**SHORT EXERCISE:** Go over the listing below line by line and tally those containing "对外交往中心功能初步显现". Give only the tally.

• • •

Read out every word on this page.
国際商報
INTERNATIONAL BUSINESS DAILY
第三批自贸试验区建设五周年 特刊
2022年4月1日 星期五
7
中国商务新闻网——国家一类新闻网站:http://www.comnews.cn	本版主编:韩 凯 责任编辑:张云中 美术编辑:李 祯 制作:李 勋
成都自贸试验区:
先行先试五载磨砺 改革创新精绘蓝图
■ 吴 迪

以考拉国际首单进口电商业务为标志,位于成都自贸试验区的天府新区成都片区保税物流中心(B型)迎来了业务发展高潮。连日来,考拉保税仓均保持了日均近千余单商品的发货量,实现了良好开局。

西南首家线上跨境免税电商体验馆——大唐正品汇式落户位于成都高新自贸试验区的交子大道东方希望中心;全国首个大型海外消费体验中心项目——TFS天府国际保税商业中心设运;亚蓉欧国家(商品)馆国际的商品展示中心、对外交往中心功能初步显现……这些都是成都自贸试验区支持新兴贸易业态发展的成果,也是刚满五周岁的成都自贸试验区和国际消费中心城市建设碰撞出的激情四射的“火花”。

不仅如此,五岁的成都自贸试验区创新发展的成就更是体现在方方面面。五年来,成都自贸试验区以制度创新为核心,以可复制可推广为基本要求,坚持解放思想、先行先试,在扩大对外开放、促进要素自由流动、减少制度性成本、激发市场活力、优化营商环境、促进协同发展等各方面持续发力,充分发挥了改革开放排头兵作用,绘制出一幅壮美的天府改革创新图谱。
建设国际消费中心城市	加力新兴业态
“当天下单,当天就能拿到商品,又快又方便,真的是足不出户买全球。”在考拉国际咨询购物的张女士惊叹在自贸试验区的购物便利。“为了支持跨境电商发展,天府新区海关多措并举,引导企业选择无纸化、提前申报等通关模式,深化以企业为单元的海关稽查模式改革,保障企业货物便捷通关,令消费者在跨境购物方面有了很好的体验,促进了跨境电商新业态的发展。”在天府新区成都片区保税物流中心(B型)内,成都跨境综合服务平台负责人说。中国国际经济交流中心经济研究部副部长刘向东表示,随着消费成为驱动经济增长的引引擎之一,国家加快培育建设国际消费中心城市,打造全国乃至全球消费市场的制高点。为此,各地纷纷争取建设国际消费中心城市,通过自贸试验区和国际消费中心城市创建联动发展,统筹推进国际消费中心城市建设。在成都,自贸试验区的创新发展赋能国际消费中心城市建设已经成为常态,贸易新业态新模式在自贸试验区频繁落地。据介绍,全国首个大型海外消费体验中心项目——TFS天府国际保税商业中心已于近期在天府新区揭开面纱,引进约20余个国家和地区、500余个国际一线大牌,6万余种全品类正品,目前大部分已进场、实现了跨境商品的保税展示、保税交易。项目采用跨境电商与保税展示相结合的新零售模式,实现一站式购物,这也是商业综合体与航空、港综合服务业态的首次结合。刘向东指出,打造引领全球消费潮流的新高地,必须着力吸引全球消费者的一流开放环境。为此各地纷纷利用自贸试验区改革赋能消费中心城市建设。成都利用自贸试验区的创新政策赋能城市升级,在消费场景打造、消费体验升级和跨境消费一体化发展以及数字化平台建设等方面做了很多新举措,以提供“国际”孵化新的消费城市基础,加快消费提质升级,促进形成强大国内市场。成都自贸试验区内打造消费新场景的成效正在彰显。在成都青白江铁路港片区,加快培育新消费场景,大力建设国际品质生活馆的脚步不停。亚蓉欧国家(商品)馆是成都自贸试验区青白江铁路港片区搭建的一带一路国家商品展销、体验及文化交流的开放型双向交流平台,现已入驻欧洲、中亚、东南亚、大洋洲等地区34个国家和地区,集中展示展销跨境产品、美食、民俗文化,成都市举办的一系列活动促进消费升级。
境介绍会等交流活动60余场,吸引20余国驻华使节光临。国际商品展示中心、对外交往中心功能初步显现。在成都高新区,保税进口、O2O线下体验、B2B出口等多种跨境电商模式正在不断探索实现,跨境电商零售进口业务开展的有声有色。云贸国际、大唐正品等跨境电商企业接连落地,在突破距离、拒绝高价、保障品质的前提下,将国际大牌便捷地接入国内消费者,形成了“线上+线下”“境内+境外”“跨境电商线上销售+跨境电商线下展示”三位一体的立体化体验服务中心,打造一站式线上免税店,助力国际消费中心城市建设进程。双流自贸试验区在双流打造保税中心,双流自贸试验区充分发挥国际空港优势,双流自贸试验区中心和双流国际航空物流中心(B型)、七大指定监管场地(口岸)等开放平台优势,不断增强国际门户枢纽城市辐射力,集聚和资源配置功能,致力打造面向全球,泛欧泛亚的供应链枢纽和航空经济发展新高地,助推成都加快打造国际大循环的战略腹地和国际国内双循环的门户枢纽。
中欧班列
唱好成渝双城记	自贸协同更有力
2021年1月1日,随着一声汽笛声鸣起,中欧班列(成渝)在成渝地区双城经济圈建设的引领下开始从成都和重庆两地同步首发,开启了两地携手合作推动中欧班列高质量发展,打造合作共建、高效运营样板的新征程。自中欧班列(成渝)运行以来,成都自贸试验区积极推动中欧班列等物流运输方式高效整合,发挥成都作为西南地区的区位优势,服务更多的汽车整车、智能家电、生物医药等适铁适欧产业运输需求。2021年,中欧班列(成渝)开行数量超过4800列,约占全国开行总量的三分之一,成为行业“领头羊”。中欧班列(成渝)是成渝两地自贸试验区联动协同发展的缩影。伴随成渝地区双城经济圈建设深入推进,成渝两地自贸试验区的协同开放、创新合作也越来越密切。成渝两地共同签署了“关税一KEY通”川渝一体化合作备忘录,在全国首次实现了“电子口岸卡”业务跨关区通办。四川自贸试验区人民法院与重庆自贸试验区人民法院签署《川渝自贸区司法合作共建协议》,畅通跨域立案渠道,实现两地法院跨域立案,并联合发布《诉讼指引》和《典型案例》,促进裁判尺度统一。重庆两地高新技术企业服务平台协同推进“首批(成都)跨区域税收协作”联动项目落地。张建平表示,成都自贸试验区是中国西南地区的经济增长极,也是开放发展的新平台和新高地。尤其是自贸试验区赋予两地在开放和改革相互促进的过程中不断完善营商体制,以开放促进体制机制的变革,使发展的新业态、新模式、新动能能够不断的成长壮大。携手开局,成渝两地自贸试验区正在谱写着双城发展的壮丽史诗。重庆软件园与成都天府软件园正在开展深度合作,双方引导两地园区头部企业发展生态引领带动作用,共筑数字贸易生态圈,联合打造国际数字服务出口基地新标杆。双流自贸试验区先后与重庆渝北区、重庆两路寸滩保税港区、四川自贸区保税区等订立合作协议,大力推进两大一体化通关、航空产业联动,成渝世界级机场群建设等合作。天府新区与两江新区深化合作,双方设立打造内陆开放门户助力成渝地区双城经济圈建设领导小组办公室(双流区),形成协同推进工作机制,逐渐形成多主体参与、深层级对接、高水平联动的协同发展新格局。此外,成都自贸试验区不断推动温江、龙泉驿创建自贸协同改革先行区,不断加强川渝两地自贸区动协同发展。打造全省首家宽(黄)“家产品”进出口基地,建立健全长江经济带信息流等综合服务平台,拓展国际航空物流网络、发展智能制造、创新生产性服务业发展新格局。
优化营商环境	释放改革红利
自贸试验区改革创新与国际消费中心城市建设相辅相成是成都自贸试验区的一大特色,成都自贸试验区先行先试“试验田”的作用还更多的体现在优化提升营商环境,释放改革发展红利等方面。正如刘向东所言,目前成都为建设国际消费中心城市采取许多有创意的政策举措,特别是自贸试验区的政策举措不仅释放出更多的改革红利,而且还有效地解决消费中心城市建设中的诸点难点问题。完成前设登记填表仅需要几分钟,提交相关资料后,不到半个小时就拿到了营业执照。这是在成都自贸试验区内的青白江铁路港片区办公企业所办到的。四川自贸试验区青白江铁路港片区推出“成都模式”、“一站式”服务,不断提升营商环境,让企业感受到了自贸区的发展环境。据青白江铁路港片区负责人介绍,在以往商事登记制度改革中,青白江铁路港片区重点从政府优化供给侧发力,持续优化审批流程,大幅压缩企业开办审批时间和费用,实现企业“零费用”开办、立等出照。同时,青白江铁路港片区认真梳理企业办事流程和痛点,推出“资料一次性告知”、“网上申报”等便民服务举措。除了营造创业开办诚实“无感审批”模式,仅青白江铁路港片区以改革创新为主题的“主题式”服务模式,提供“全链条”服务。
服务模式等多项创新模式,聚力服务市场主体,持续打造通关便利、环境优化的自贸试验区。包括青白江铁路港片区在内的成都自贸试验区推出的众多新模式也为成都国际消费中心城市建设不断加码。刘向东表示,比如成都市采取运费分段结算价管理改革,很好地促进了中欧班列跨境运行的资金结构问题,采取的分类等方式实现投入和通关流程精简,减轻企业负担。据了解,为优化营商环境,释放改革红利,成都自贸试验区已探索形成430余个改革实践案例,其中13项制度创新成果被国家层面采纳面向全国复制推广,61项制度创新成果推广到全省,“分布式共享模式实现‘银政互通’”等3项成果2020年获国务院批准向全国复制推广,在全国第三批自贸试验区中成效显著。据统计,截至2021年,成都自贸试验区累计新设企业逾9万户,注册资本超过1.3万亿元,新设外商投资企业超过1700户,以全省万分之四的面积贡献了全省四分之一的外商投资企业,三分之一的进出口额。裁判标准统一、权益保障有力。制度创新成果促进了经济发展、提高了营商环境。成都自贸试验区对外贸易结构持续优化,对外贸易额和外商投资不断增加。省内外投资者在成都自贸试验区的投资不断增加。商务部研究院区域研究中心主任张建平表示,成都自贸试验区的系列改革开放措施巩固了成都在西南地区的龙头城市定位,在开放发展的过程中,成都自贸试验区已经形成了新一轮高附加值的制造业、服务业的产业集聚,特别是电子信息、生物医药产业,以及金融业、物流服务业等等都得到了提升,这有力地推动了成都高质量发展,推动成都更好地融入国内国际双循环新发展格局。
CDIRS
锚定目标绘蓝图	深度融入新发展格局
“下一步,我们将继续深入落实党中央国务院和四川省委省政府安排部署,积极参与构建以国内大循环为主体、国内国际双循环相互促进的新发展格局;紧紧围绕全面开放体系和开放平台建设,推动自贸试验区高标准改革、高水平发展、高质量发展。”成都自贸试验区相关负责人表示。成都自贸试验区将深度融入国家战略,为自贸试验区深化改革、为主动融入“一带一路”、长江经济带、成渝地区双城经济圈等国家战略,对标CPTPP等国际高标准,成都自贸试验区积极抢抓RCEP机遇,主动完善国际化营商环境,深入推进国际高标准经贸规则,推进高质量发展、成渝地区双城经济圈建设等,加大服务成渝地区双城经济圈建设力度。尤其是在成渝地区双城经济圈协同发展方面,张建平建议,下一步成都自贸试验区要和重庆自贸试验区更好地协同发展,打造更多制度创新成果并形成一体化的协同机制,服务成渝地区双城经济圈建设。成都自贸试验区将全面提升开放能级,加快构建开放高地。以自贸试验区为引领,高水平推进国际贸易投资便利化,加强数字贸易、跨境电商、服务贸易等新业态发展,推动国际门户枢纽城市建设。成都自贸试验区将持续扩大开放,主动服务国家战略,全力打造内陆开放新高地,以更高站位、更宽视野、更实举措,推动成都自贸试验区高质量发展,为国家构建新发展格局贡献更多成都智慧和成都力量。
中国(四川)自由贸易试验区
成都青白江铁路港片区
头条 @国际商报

• • •

**EXERCISE ANSWER:** 2